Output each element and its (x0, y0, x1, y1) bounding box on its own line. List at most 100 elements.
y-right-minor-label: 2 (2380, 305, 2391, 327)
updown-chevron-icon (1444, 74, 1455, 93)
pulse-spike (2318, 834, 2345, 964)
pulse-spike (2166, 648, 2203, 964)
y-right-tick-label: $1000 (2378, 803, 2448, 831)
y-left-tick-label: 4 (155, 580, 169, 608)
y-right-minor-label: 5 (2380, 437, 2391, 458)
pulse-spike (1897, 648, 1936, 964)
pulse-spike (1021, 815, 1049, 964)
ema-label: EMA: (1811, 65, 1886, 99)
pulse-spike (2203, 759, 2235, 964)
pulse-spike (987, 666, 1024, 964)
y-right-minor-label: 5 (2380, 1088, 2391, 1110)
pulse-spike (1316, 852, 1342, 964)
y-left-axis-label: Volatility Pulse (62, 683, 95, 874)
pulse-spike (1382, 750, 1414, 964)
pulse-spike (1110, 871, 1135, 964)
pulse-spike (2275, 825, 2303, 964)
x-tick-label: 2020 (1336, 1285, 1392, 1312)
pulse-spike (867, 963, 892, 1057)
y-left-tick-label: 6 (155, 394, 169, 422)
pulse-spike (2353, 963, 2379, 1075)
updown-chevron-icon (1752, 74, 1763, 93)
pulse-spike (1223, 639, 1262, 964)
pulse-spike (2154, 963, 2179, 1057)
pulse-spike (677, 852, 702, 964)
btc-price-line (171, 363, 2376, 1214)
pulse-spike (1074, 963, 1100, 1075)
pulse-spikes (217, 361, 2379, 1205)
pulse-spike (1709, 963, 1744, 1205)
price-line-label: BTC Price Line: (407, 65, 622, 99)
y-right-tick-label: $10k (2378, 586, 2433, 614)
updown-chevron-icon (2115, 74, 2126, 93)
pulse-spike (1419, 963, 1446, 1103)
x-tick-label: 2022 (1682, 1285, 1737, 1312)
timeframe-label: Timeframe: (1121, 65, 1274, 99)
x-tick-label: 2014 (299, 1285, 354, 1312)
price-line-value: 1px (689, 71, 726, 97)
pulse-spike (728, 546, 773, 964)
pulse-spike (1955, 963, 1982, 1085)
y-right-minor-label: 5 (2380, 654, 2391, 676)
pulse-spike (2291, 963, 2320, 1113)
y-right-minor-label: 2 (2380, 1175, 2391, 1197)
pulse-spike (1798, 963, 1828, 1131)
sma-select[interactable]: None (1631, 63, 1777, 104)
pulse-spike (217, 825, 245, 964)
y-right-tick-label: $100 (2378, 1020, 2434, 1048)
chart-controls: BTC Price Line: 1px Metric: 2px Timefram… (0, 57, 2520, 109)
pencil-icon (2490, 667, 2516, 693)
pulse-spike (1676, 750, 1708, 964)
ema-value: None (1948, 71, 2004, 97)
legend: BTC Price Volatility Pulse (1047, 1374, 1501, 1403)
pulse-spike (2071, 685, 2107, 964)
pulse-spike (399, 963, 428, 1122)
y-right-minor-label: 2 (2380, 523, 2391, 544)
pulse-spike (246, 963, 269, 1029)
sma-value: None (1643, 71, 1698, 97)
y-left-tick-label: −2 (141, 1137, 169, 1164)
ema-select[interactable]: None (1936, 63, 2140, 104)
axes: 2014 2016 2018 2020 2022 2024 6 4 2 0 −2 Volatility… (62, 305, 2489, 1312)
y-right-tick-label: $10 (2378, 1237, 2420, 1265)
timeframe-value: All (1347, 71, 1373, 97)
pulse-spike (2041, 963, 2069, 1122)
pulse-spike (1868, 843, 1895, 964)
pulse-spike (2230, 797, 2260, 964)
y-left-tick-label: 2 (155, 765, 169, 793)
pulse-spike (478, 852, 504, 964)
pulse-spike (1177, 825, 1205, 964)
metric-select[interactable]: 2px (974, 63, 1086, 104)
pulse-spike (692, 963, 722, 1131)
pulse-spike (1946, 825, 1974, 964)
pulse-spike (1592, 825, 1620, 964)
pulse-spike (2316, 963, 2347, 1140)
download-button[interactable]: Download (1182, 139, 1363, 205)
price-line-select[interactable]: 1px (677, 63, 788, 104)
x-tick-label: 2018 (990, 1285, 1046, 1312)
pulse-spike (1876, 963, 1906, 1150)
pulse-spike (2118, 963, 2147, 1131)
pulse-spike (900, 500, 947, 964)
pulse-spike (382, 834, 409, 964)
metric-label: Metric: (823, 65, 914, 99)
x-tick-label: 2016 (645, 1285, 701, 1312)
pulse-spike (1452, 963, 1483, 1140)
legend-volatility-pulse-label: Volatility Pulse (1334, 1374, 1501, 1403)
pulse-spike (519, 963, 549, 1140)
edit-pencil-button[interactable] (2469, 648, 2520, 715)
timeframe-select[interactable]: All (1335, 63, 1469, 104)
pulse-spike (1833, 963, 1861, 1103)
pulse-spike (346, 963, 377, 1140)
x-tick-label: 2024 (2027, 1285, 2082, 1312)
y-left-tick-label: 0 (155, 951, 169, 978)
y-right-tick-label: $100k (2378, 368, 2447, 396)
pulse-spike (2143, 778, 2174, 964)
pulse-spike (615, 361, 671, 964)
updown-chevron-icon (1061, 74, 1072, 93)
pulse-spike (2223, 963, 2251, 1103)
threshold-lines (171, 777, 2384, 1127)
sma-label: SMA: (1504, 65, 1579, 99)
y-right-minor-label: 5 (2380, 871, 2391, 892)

○ ○ ○

Task to complete » Copy every line of the records above word for word, with no changes.

Correct answer »
Output each element and its (x0, y0, x1, y1) bounding box on its own line. List at most 100 elements.
y-right-minor-label: 2 (2380, 305, 2391, 327)
updown-chevron-icon (1444, 74, 1455, 93)
pulse-spike (2318, 834, 2345, 964)
pulse-spike (2166, 648, 2203, 964)
y-right-tick-label: $1000 (2378, 803, 2448, 831)
y-left-tick-label: 4 (155, 580, 169, 608)
y-right-minor-label: 5 (2380, 437, 2391, 458)
pulse-spike (1897, 648, 1936, 964)
pulse-spike (1021, 815, 1049, 964)
ema-label: EMA: (1811, 65, 1886, 99)
pulse-spike (2203, 759, 2235, 964)
pulse-spike (987, 666, 1024, 964)
y-right-minor-label: 5 (2380, 1088, 2391, 1110)
pulse-spike (1316, 852, 1342, 964)
y-left-axis-label: Volatility Pulse (62, 683, 95, 874)
pulse-spike (1382, 750, 1414, 964)
pulse-spike (1110, 871, 1135, 964)
pulse-spike (2275, 825, 2303, 964)
x-tick-label: 2020 (1336, 1285, 1392, 1312)
pulse-spike (867, 963, 892, 1057)
y-left-tick-label: 6 (155, 394, 169, 422)
pulse-spike (2353, 963, 2379, 1075)
updown-chevron-icon (1752, 74, 1763, 93)
pulse-spike (1223, 639, 1262, 964)
pulse-spike (2154, 963, 2179, 1057)
pulse-spike (677, 852, 702, 964)
btc-price-line (171, 363, 2376, 1214)
pulse-spike (1074, 963, 1100, 1075)
pulse-spikes (217, 361, 2379, 1205)
pulse-spike (1709, 963, 1744, 1205)
price-line-label: BTC Price Line: (407, 65, 622, 99)
y-right-tick-label: $10k (2378, 586, 2433, 614)
updown-chevron-icon (2115, 74, 2126, 93)
pulse-spike (1419, 963, 1446, 1103)
x-tick-label: 2022 (1682, 1285, 1737, 1312)
timeframe-label: Timeframe: (1121, 65, 1274, 99)
x-tick-label: 2014 (299, 1285, 354, 1312)
price-line-value: 1px (689, 71, 726, 97)
pulse-spike (728, 546, 773, 964)
pulse-spike (1955, 963, 1982, 1085)
y-right-minor-label: 5 (2380, 654, 2391, 676)
pulse-spike (2291, 963, 2320, 1113)
y-right-minor-label: 2 (2380, 1175, 2391, 1197)
pulse-spike (1798, 963, 1828, 1131)
sma-select[interactable]: None (1631, 63, 1777, 104)
pulse-spike (217, 825, 245, 964)
y-right-tick-label: $100 (2378, 1020, 2434, 1048)
chart-controls: BTC Price Line: 1px Metric: 2px Timefram… (0, 57, 2520, 109)
pencil-icon (2490, 667, 2516, 693)
pulse-spike (1676, 750, 1708, 964)
ema-value: None (1948, 71, 2004, 97)
legend: BTC Price Volatility Pulse (1047, 1374, 1501, 1403)
pulse-spike (2071, 685, 2107, 964)
pulse-spike (399, 963, 428, 1122)
y-right-minor-label: 2 (2380, 523, 2391, 544)
pulse-spike (246, 963, 269, 1029)
sma-value: None (1643, 71, 1698, 97)
y-left-tick-label: −2 (141, 1137, 169, 1164)
ema-select[interactable]: None (1936, 63, 2140, 104)
axes: 2014 2016 2018 2020 2022 2024 6 4 2 0 −2 Volatility… (62, 305, 2489, 1312)
y-right-tick-label: $10 (2378, 1237, 2420, 1265)
timeframe-value: All (1347, 71, 1373, 97)
pulse-spike (2041, 963, 2069, 1122)
pulse-spike (1868, 843, 1895, 964)
pulse-spike (2230, 797, 2260, 964)
y-left-tick-label: 2 (155, 765, 169, 793)
pulse-spike (478, 852, 504, 964)
pulse-spike (1177, 825, 1205, 964)
metric-select[interactable]: 2px (974, 63, 1086, 104)
pulse-spike (692, 963, 722, 1131)
pulse-spike (1946, 825, 1974, 964)
pulse-spike (1592, 825, 1620, 964)
pulse-spike (2316, 963, 2347, 1140)
download-button[interactable]: Download (1182, 139, 1363, 205)
price-line-select[interactable]: 1px (677, 63, 788, 104)
x-tick-label: 2018 (990, 1285, 1046, 1312)
pulse-spike (1876, 963, 1906, 1150)
pulse-spike (2118, 963, 2147, 1131)
pulse-spike (900, 500, 947, 964)
pulse-spike (382, 834, 409, 964)
metric-label: Metric: (823, 65, 914, 99)
x-tick-label: 2016 (645, 1285, 701, 1312)
pulse-spike (1452, 963, 1483, 1140)
legend-volatility-pulse-label: Volatility Pulse (1334, 1374, 1501, 1403)
pulse-spike (519, 963, 549, 1140)
edit-pencil-button[interactable] (2469, 648, 2520, 715)
timeframe-select[interactable]: All (1335, 63, 1469, 104)
pulse-spike (1833, 963, 1861, 1103)
pulse-spike (346, 963, 377, 1140)
x-tick-label: 2024 (2027, 1285, 2082, 1312)
y-left-tick-label: 0 (155, 951, 169, 978)
y-right-tick-label: $100k (2378, 368, 2447, 396)
pulse-spike (2143, 778, 2174, 964)
pulse-spike (615, 361, 671, 964)
updown-chevron-icon (1061, 74, 1072, 93)
pulse-spike (2223, 963, 2251, 1103)
threshold-lines (171, 777, 2384, 1127)
sma-label: SMA: (1504, 65, 1579, 99)
y-right-minor-label: 5 (2380, 871, 2391, 892)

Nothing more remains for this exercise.